BEGIN Data supplied

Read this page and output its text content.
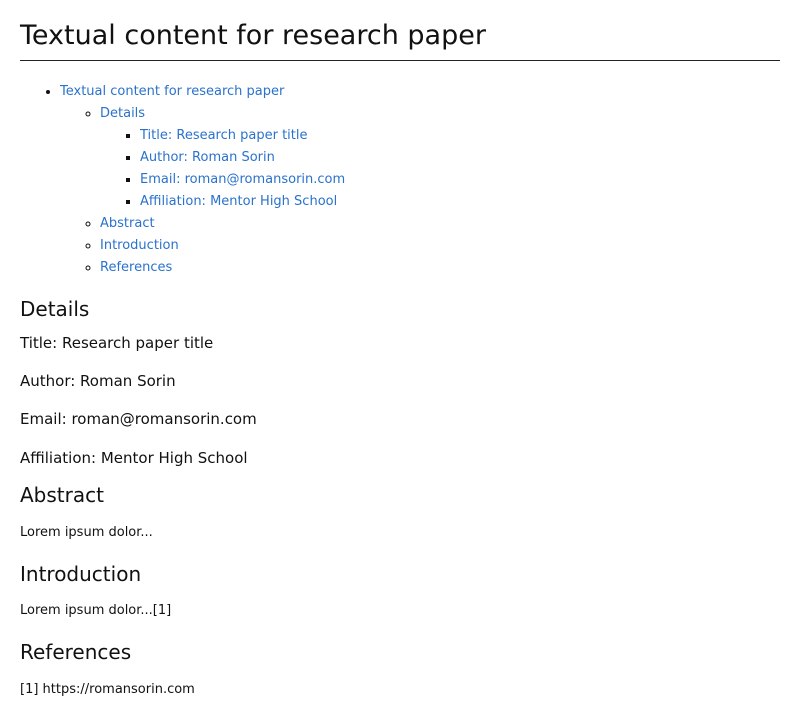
Textual content for research paper
• Textual content for research paper
◦ Details
▪ Title: Research paper title
▪ Author: Roman Sorin
▪ Email: roman@romansorin.com
▪ Affiliation: Mentor High School
◦ Abstract
◦ Introduction
◦ References
Details

Title: Research paper title

Author: Roman Sorin

Email: roman@romansorin.com

Affiliation: Mentor High School

Abstract

Lorem ipsum dolor...

Introduction

Lorem ipsum dolor...[1]

References

[1] https://romansorin.com
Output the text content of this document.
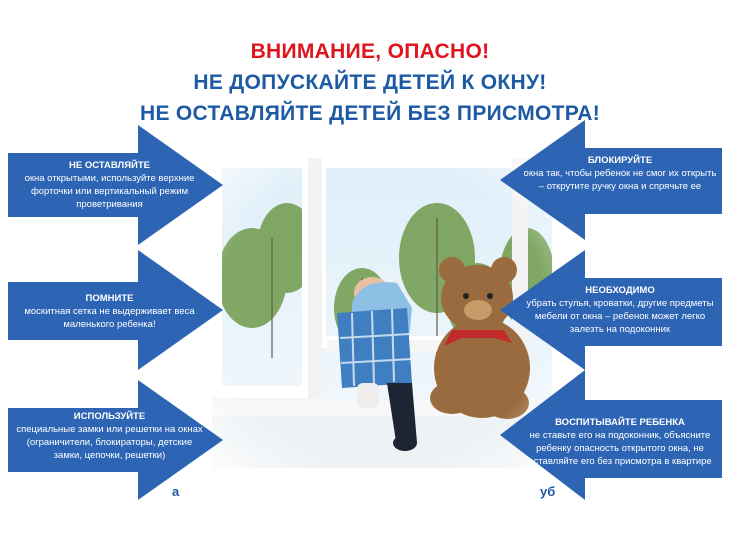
ВНИМАНИЕ, ОПАСНО!
НЕ ДОПУСКАЙТЕ ДЕТЕЙ К ОКНУ!
НЕ ОСТАВЛЯЙТЕ ДЕТЕЙ БЕЗ ПРИСМОТРА!
НЕ ОСТАВЛЯЙТЕ
окна открытыми, используйте верхние форточки или вертикальный режим проветривания
ПОМНИТЕ
москитная сетка не выдерживает веса маленького ребенка!
ИСПОЛЬЗУЙТЕ
специальные замки или решетки на окнах (ограничители, блокираторы, детские замки, цепочки, решетки)
БЛОКИРУЙТЕ
окна так, чтобы ребенок не смог их открыть – открутите ручку окна и спрячьте ее
НЕОБХОДИМО
убрать стулья, кроватки, другие предметы мебели от окна – ребенок может легко залезть на подоконник
ВОСПИТЫВАЙТЕ РЕБЕНКА
не ставьте его на подоконник, объясните ребенку опасность открытого окна, не оставляйте его без присмотра в квартире
а	уб
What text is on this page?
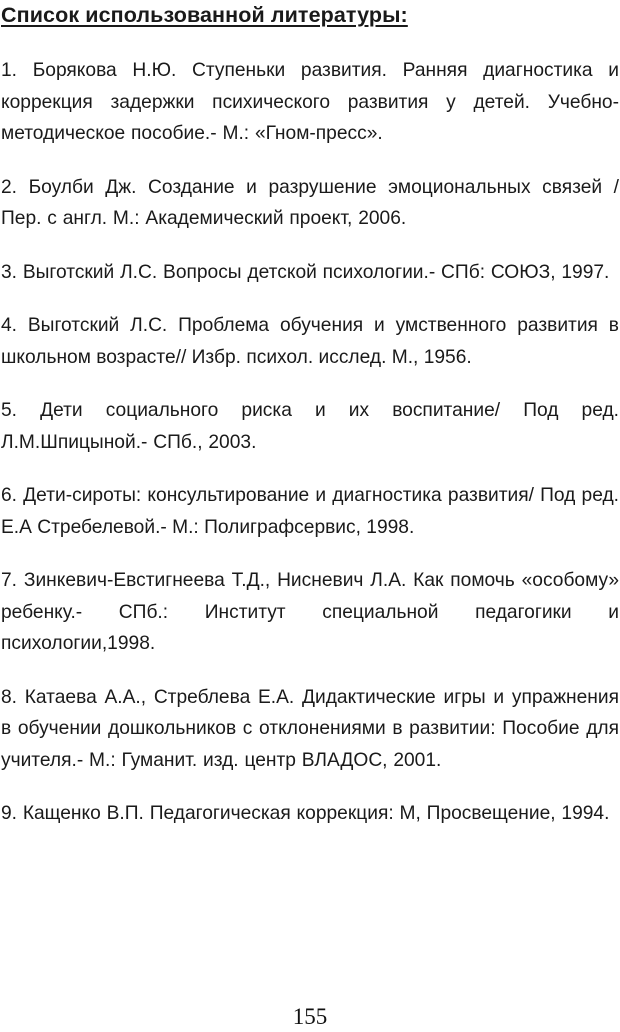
Список использованной литературы:
1. Борякова Н.Ю. Ступеньки развития. Ранняя диагностика и коррекция задержки психического развития у детей. Учебно-методическое пособие.- М.: «Гном-пресс».
2. Боулби Дж. Создание и разрушение эмоциональных связей / Пер. с англ. М.: Академический проект, 2006.
3. Выготский Л.С. Вопросы детской психологии.- СПб: СОЮЗ, 1997.
4. Выготский Л.С. Проблема обучения и умственного развития в школьном возрасте// Избр. психол. исслед. М., 1956.
5. Дети социального риска и их воспитание/ Под ред. Л.М.Шпицыной.- СПб., 2003.
6. Дети-сироты: консультирование и диагностика развития/ Под ред. Е.А Стребелевой.- М.: Полиграфсервис, 1998.
7. Зинкевич-Евстигнеева Т.Д., Нисневич Л.А. Как помочь «особому» ребенку.- СПб.: Институт специальной педагогики и психологии,1998.
8. Катаева А.А., Стреблева Е.А. Дидактические игры и упражнения в обучении дошкольников с отклонениями в развитии: Пособие для учителя.- М.: Гуманит. изд. центр ВЛАДОС, 2001.
9. Кащенко В.П. Педагогическая коррекция: М, Просвещение, 1994.
155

END Data supplied

## Instruction
List the lines of the material in which the word "Дети" occurs.

## Solution to the problem
5. Дети социального риска и их воспитание/ Под ред. Л.М.Шпицыной.- СПб., 2003.
6. Дети-сироты: консультирование и диагностика развития/ Под ред. Е.А Стребелевой.- М.: Полиграфсервис, 1998.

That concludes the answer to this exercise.